▸ **Stored data entries**

§ §

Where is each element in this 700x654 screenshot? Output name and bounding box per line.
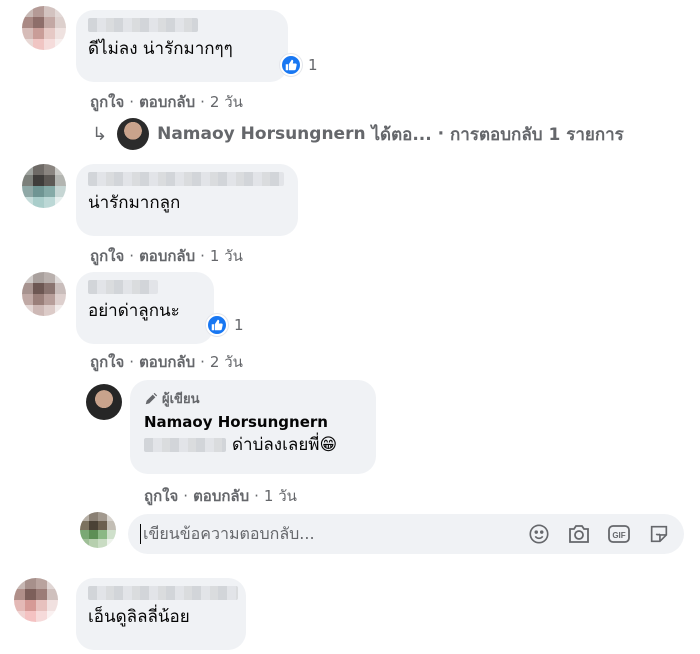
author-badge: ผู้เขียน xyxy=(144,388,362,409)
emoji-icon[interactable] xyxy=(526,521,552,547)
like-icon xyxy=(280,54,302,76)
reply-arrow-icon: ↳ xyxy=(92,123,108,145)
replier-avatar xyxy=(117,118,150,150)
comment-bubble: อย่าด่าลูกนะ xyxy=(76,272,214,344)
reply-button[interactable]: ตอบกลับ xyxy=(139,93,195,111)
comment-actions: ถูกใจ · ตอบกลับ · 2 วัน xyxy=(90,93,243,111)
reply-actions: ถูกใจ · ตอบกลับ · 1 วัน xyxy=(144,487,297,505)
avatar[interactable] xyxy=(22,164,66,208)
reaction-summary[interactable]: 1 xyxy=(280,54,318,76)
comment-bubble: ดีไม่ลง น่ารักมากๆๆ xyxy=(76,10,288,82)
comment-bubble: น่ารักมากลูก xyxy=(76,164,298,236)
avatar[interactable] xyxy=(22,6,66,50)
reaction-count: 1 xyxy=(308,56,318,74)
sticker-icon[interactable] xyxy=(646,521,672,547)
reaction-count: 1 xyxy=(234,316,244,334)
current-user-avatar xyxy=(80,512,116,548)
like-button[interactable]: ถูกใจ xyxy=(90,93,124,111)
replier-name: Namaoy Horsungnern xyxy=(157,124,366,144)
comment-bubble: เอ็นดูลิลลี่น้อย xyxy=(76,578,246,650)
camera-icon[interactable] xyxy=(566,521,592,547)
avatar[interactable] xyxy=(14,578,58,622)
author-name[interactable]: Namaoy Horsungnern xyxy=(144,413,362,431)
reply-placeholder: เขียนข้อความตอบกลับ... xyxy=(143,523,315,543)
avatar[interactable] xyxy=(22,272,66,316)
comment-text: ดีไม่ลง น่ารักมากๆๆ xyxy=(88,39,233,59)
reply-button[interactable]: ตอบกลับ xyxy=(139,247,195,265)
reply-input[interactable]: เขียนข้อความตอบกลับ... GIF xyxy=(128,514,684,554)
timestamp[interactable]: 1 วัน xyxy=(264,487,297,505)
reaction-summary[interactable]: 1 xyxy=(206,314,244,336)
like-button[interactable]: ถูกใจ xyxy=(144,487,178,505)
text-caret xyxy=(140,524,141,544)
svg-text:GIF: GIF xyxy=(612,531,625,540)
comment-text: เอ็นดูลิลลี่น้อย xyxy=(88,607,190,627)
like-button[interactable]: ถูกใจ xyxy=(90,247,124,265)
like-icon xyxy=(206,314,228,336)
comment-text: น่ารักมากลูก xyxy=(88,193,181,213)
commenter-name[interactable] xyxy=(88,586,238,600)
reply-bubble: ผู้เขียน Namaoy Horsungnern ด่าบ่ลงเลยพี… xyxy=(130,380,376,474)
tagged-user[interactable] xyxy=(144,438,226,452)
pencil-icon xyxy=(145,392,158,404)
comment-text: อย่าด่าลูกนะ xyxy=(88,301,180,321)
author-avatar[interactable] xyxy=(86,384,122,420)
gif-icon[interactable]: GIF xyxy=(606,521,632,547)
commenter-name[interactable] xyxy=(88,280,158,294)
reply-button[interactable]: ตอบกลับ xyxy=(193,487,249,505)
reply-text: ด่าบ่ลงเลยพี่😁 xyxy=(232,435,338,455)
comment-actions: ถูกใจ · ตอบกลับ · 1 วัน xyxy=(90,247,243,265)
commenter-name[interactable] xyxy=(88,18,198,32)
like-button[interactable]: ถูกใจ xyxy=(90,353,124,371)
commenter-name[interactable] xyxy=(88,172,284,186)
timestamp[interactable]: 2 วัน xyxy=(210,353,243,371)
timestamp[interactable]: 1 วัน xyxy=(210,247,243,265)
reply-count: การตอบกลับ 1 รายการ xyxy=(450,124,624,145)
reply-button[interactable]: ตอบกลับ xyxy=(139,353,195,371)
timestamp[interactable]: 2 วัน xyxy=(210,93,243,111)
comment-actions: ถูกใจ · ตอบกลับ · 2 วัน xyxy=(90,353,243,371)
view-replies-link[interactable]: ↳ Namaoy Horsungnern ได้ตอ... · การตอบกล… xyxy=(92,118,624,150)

§ §

▸ **Exercise prompt**
Retype all of the stored data entries line for line without changing anything, and leave the pictures out.

▸ **Exercise solution**
Where is each element in this 700x654 screenshot? Output name and bounding box per line.
author-badge: ผู้เขียน xyxy=(144,388,362,409)
emoji-icon[interactable] xyxy=(526,521,552,547)
like-icon xyxy=(280,54,302,76)
reply-arrow-icon: ↳ xyxy=(92,123,108,145)
replier-avatar xyxy=(117,118,150,150)
comment-bubble: อย่าด่าลูกนะ xyxy=(76,272,214,344)
reply-button[interactable]: ตอบกลับ xyxy=(139,93,195,111)
comment-actions: ถูกใจ · ตอบกลับ · 2 วัน xyxy=(90,93,243,111)
reply-actions: ถูกใจ · ตอบกลับ · 1 วัน xyxy=(144,487,297,505)
avatar[interactable] xyxy=(22,164,66,208)
reaction-summary[interactable]: 1 xyxy=(280,54,318,76)
comment-bubble: ดีไม่ลง น่ารักมากๆๆ xyxy=(76,10,288,82)
comment-bubble: น่ารักมากลูก xyxy=(76,164,298,236)
avatar[interactable] xyxy=(22,6,66,50)
reaction-count: 1 xyxy=(308,56,318,74)
sticker-icon[interactable] xyxy=(646,521,672,547)
reaction-count: 1 xyxy=(234,316,244,334)
current-user-avatar xyxy=(80,512,116,548)
like-button[interactable]: ถูกใจ xyxy=(90,93,124,111)
replier-name: Namaoy Horsungnern xyxy=(157,124,366,144)
comment-bubble: เอ็นดูลิลลี่น้อย xyxy=(76,578,246,650)
camera-icon[interactable] xyxy=(566,521,592,547)
avatar[interactable] xyxy=(14,578,58,622)
author-name[interactable]: Namaoy Horsungnern xyxy=(144,413,362,431)
reply-placeholder: เขียนข้อความตอบกลับ... xyxy=(143,523,315,543)
avatar[interactable] xyxy=(22,272,66,316)
comment-text: ดีไม่ลง น่ารักมากๆๆ xyxy=(88,39,233,59)
reply-button[interactable]: ตอบกลับ xyxy=(139,247,195,265)
reply-input[interactable]: เขียนข้อความตอบกลับ... GIF xyxy=(128,514,684,554)
timestamp[interactable]: 1 วัน xyxy=(264,487,297,505)
reaction-summary[interactable]: 1 xyxy=(206,314,244,336)
like-button[interactable]: ถูกใจ xyxy=(144,487,178,505)
text-caret xyxy=(140,524,141,544)
svg-text:GIF: GIF xyxy=(612,531,625,540)
comment-text: เอ็นดูลิลลี่น้อย xyxy=(88,607,190,627)
like-button[interactable]: ถูกใจ xyxy=(90,247,124,265)
like-icon xyxy=(206,314,228,336)
comment-text: น่ารักมากลูก xyxy=(88,193,181,213)
commenter-name[interactable] xyxy=(88,586,238,600)
reply-bubble: ผู้เขียน Namaoy Horsungnern ด่าบ่ลงเลยพี… xyxy=(130,380,376,474)
tagged-user[interactable] xyxy=(144,438,226,452)
pencil-icon xyxy=(145,392,158,404)
comment-text: อย่าด่าลูกนะ xyxy=(88,301,180,321)
author-avatar[interactable] xyxy=(86,384,122,420)
gif-icon[interactable]: GIF xyxy=(606,521,632,547)
commenter-name[interactable] xyxy=(88,280,158,294)
reply-button[interactable]: ตอบกลับ xyxy=(193,487,249,505)
reply-text: ด่าบ่ลงเลยพี่😁 xyxy=(232,435,338,455)
comment-actions: ถูกใจ · ตอบกลับ · 1 วัน xyxy=(90,247,243,265)
commenter-name[interactable] xyxy=(88,18,198,32)
like-button[interactable]: ถูกใจ xyxy=(90,353,124,371)
commenter-name[interactable] xyxy=(88,172,284,186)
timestamp[interactable]: 2 วัน xyxy=(210,353,243,371)
timestamp[interactable]: 1 วัน xyxy=(210,247,243,265)
reply-count: การตอบกลับ 1 รายการ xyxy=(450,124,624,145)
reply-button[interactable]: ตอบกลับ xyxy=(139,353,195,371)
timestamp[interactable]: 2 วัน xyxy=(210,93,243,111)
comment-actions: ถูกใจ · ตอบกลับ · 2 วัน xyxy=(90,353,243,371)
view-replies-link[interactable]: ↳ Namaoy Horsungnern ได้ตอ... · การตอบกล… xyxy=(92,118,624,150)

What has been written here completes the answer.